(Collected data)
--------

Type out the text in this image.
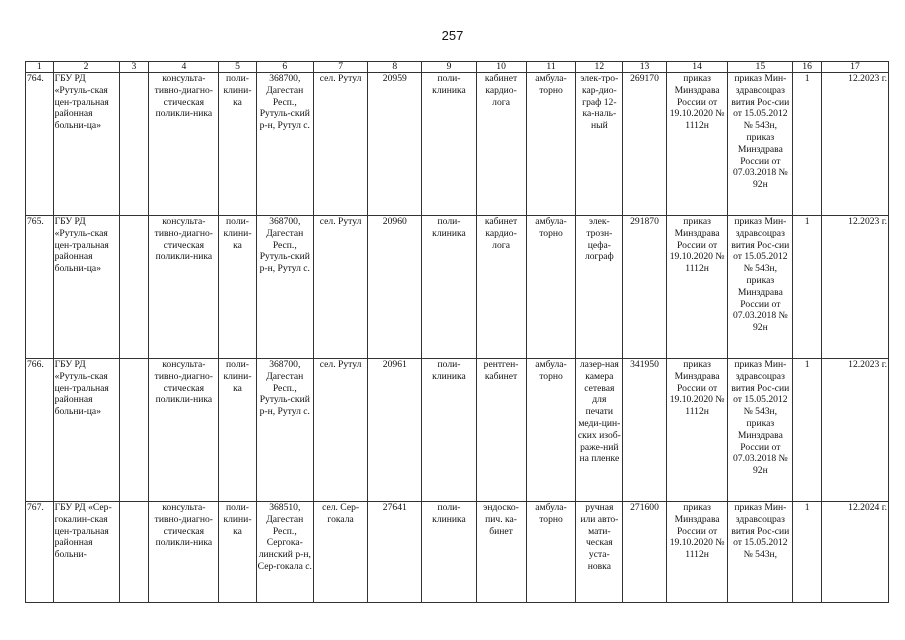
257
1	2	3	4	5	6	7	8	9	10	11	12	13	14	15	16	17
764.	ГБУ РД «Рутуль-ская цен-тральная районная больни-ца»		консульта-тивно-диагно-стическая поликли-ника	поли-клини-ка	368700, Дагестан Респ., Рутуль-ский р-н, Рутул с.	сел. Рутул	20959	поли-клиника	кабинет кардио-лога	амбула-торно	элек-тро-кар-дио-граф 12-ка-наль-ный	269170	приказ Минздрава России от 19.10.2020 № 1112н	приказ Мин-здравсоцраз вития Рос-сии от 15.05.2012 № 543н, приказ Минздрава России от 07.03.2018 № 92н	1	12.2023 г.
765.	ГБУ РД «Рутуль-ская цен-тральная районная больни-ца»		консульта-тивно-диагно-стическая поликли-ника	поли-клини-ка	368700, Дагестан Респ., Рутуль-ский р-н, Рутул с.	сел. Рутул	20960	поли-клиника	кабинет кардио-лога	амбула-торно	элек-трозн-цефа-лограф	291870	приказ Минздрава России от 19.10.2020 № 1112н	приказ Мин-здравсоцраз вития Рос-сии от 15.05.2012 № 543н, приказ Минздрава России от 07.03.2018 № 92н	1	12.2023 г.
766.	ГБУ РД «Рутуль-ская цен-тральная районная больни-ца»		консульта-тивно-диагно-стическая поликли-ника	поли-клини-ка	368700, Дагестан Респ., Рутуль-ский р-н, Рутул с.	сел. Рутул	20961	поли-клиника	рентген-кабинет	амбула-торно	лазер-ная камера сетевая для печати меди-цин-ских изоб-раже-ний на пленке	341950	приказ Минздрава России от 19.10.2020 № 1112н	приказ Мин-здравсоцраз вития Рос-сии от 15.05.2012 № 543н, приказ Минздрава России от 07.03.2018 № 92н	1	12.2023 г.
767.	ГБУ РД «Сер-гокалин-ская цен-тральная районная больни-		консульта-тивно-диагно-стическая поликли-ника	поли-клини-ка	368510, Дагестан Респ., Сергока-линский р-н, Сер-гокала с.	сел. Сер-гокала	27641	поли-клиника	эндоско-пич. ка-бинет	амбула-торно	ручная или авто-мати-ческая уста-новка	271600	приказ Минздрава России от 19.10.2020 № 1112н	приказ Мин-здравсоцраз вития Рос-сии от 15.05.2012 № 543н,	1	12.2024 г.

--------

» SET PROBLEM
Go through the entries above and print each one exactly, minus the pictures.

» ANSWER TO THIS PROBLEM
Type out the text in this image.
257
1	2	3	4	5	6	7	8	9	10	11	12	13	14	15	16	17
764.	ГБУ РД «Рутуль-ская цен-тральная районная больни-ца»		консульта-тивно-диагно-стическая поликли-ника	поли-клини-ка	368700, Дагестан Респ., Рутуль-ский р-н, Рутул с.	сел. Рутул	20959	поли-клиника	кабинет кардио-лога	амбула-торно	элек-тро-кар-дио-граф 12-ка-наль-ный	269170	приказ Минздрава России от 19.10.2020 № 1112н	приказ Мин-здравсоцраз вития Рос-сии от 15.05.2012 № 543н, приказ Минздрава России от 07.03.2018 № 92н	1	12.2023 г.
765.	ГБУ РД «Рутуль-ская цен-тральная районная больни-ца»		консульта-тивно-диагно-стическая поликли-ника	поли-клини-ка	368700, Дагестан Респ., Рутуль-ский р-н, Рутул с.	сел. Рутул	20960	поли-клиника	кабинет кардио-лога	амбула-торно	элек-трозн-цефа-лограф	291870	приказ Минздрава России от 19.10.2020 № 1112н	приказ Мин-здравсоцраз вития Рос-сии от 15.05.2012 № 543н, приказ Минздрава России от 07.03.2018 № 92н	1	12.2023 г.
766.	ГБУ РД «Рутуль-ская цен-тральная районная больни-ца»		консульта-тивно-диагно-стическая поликли-ника	поли-клини-ка	368700, Дагестан Респ., Рутуль-ский р-н, Рутул с.	сел. Рутул	20961	поли-клиника	рентген-кабинет	амбула-торно	лазер-ная камера сетевая для печати меди-цин-ских изоб-раже-ний на пленке	341950	приказ Минздрава России от 19.10.2020 № 1112н	приказ Мин-здравсоцраз вития Рос-сии от 15.05.2012 № 543н, приказ Минздрава России от 07.03.2018 № 92н	1	12.2023 г.
767.	ГБУ РД «Сер-гокалин-ская цен-тральная районная больни-		консульта-тивно-диагно-стическая поликли-ника	поли-клини-ка	368510, Дагестан Респ., Сергока-линский р-н, Сер-гокала с.	сел. Сер-гокала	27641	поли-клиника	эндоско-пич. ка-бинет	амбула-торно	ручная или авто-мати-ческая уста-новка	271600	приказ Минздрава России от 19.10.2020 № 1112н	приказ Мин-здравсоцраз вития Рос-сии от 15.05.2012 № 543н,	1	12.2024 г.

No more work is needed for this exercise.